Exercise
Repeat each line word for word.

Task material
---+---

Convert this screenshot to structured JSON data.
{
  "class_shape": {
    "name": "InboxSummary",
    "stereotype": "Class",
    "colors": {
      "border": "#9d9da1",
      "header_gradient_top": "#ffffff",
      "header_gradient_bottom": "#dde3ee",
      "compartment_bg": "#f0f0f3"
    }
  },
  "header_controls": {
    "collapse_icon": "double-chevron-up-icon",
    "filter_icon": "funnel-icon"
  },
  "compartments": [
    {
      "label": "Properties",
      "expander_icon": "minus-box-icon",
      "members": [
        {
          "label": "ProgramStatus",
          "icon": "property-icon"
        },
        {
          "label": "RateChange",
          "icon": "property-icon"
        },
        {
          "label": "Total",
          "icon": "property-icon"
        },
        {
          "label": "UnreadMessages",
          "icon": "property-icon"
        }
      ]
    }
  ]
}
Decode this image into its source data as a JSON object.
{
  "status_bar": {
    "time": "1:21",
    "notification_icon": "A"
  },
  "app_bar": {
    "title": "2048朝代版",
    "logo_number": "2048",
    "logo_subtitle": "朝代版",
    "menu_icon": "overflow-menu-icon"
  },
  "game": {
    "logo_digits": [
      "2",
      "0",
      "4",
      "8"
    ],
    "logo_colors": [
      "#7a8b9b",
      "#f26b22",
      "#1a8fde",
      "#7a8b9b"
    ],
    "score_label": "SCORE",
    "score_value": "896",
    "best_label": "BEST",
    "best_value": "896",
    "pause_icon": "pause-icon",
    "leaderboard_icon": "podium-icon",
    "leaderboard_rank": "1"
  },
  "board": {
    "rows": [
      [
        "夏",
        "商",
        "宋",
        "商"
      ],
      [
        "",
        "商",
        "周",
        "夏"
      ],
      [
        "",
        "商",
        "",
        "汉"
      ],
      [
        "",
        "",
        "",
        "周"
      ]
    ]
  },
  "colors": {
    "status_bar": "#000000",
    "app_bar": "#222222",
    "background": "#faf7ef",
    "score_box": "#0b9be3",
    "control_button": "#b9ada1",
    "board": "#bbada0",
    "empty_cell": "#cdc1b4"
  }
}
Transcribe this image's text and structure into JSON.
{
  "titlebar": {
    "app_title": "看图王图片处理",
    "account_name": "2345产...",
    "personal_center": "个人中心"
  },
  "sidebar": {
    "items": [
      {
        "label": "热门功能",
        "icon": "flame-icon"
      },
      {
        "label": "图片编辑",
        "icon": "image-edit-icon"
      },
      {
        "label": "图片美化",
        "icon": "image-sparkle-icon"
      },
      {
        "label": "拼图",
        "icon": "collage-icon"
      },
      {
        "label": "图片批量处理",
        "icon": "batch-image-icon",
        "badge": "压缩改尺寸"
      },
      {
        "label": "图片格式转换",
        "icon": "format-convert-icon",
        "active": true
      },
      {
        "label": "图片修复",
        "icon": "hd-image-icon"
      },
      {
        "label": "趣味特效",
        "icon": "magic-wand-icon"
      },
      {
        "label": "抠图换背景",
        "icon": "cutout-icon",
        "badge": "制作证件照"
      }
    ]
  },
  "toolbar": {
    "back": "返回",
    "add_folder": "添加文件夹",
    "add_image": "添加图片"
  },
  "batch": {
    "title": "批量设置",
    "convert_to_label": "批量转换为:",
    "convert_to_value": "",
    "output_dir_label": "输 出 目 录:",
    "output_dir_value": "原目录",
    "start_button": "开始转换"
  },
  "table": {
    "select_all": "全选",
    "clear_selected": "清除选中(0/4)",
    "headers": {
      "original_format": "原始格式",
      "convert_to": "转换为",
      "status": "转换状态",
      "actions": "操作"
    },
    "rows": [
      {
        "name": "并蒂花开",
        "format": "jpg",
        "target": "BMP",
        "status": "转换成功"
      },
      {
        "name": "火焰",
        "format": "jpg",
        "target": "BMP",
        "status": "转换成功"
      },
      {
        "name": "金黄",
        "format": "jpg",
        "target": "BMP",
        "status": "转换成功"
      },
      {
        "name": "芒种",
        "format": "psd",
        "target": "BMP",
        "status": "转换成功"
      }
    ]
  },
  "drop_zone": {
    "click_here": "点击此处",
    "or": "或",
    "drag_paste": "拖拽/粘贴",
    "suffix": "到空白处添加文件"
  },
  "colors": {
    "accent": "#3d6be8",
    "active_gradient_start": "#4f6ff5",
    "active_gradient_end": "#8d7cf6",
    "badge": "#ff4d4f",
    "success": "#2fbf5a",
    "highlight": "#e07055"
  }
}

---+---

Solution for this task
Convert this screenshot to structured JSON data.
{
  "class_shape": {
    "name": "InboxSummary",
    "stereotype": "Class",
    "colors": {
      "border": "#9d9da1",
      "header_gradient_top": "#ffffff",
      "header_gradient_bottom": "#dde3ee",
      "compartment_bg": "#f0f0f3"
    }
  },
  "header_controls": {
    "collapse_icon": "double-chevron-up-icon",
    "filter_icon": "funnel-icon"
  },
  "compartments": [
    {
      "label": "Properties",
      "expander_icon": "minus-box-icon",
      "members": [
        {
          "label": "ProgramStatus",
          "icon": "property-icon"
        },
        {
          "label": "RateChange",
          "icon": "property-icon"
        },
        {
          "label": "Total",
          "icon": "property-icon"
        },
        {
          "label": "UnreadMessages",
          "icon": "property-icon"
        }
      ]
    }
  ]
}
Decode this image into its source data as a JSON object.
{
  "status_bar": {
    "time": "1:21",
    "notification_icon": "A"
  },
  "app_bar": {
    "title": "2048朝代版",
    "logo_number": "2048",
    "logo_subtitle": "朝代版",
    "menu_icon": "overflow-menu-icon"
  },
  "game": {
    "logo_digits": [
      "2",
      "0",
      "4",
      "8"
    ],
    "logo_colors": [
      "#7a8b9b",
      "#f26b22",
      "#1a8fde",
      "#7a8b9b"
    ],
    "score_label": "SCORE",
    "score_value": "896",
    "best_label": "BEST",
    "best_value": "896",
    "pause_icon": "pause-icon",
    "leaderboard_icon": "podium-icon",
    "leaderboard_rank": "1"
  },
  "board": {
    "rows": [
      [
        "夏",
        "商",
        "宋",
        "商"
      ],
      [
        "",
        "商",
        "周",
        "夏"
      ],
      [
        "",
        "商",
        "",
        "汉"
      ],
      [
        "",
        "",
        "",
        "周"
      ]
    ]
  },
  "colors": {
    "status_bar": "#000000",
    "app_bar": "#222222",
    "background": "#faf7ef",
    "score_box": "#0b9be3",
    "control_button": "#b9ada1",
    "board": "#bbada0",
    "empty_cell": "#cdc1b4"
  }
}
Transcribe this image's text and structure into JSON.
{
  "titlebar": {
    "app_title": "看图王图片处理",
    "account_name": "2345产...",
    "personal_center": "个人中心"
  },
  "sidebar": {
    "items": [
      {
        "label": "热门功能",
        "icon": "flame-icon"
      },
      {
        "label": "图片编辑",
        "icon": "image-edit-icon"
      },
      {
        "label": "图片美化",
        "icon": "image-sparkle-icon"
      },
      {
        "label": "拼图",
        "icon": "collage-icon"
      },
      {
        "label": "图片批量处理",
        "icon": "batch-image-icon",
        "badge": "压缩改尺寸"
      },
      {
        "label": "图片格式转换",
        "icon": "format-convert-icon",
        "active": true
      },
      {
        "label": "图片修复",
        "icon": "hd-image-icon"
      },
      {
        "label": "趣味特效",
        "icon": "magic-wand-icon"
      },
      {
        "label": "抠图换背景",
        "icon": "cutout-icon",
        "badge": "制作证件照"
      }
    ]
  },
  "toolbar": {
    "back": "返回",
    "add_folder": "添加文件夹",
    "add_image": "添加图片"
  },
  "batch": {
    "title": "批量设置",
    "convert_to_label": "批量转换为:",
    "convert_to_value": "",
    "output_dir_label": "输 出 目 录:",
    "output_dir_value": "原目录",
    "start_button": "开始转换"
  },
  "table": {
    "select_all": "全选",
    "clear_selected": "清除选中(0/4)",
    "headers": {
      "original_format": "原始格式",
      "convert_to": "转换为",
      "status": "转换状态",
      "actions": "操作"
    },
    "rows": [
      {
        "name": "并蒂花开",
        "format": "jpg",
        "target": "BMP",
        "status": "转换成功"
      },
      {
        "name": "火焰",
        "format": "jpg",
        "target": "BMP",
        "status": "转换成功"
      },
      {
        "name": "金黄",
        "format": "jpg",
        "target": "BMP",
        "status": "转换成功"
      },
      {
        "name": "芒种",
        "format": "psd",
        "target": "BMP",
        "status": "转换成功"
      }
    ]
  },
  "drop_zone": {
    "click_here": "点击此处",
    "or": "或",
    "drag_paste": "拖拽/粘贴",
    "suffix": "到空白处添加文件"
  },
  "colors": {
    "accent": "#3d6be8",
    "active_gradient_start": "#4f6ff5",
    "active_gradient_end": "#8d7cf6",
    "badge": "#ff4d4f",
    "success": "#2fbf5a",
    "highlight": "#e07055"
  }
}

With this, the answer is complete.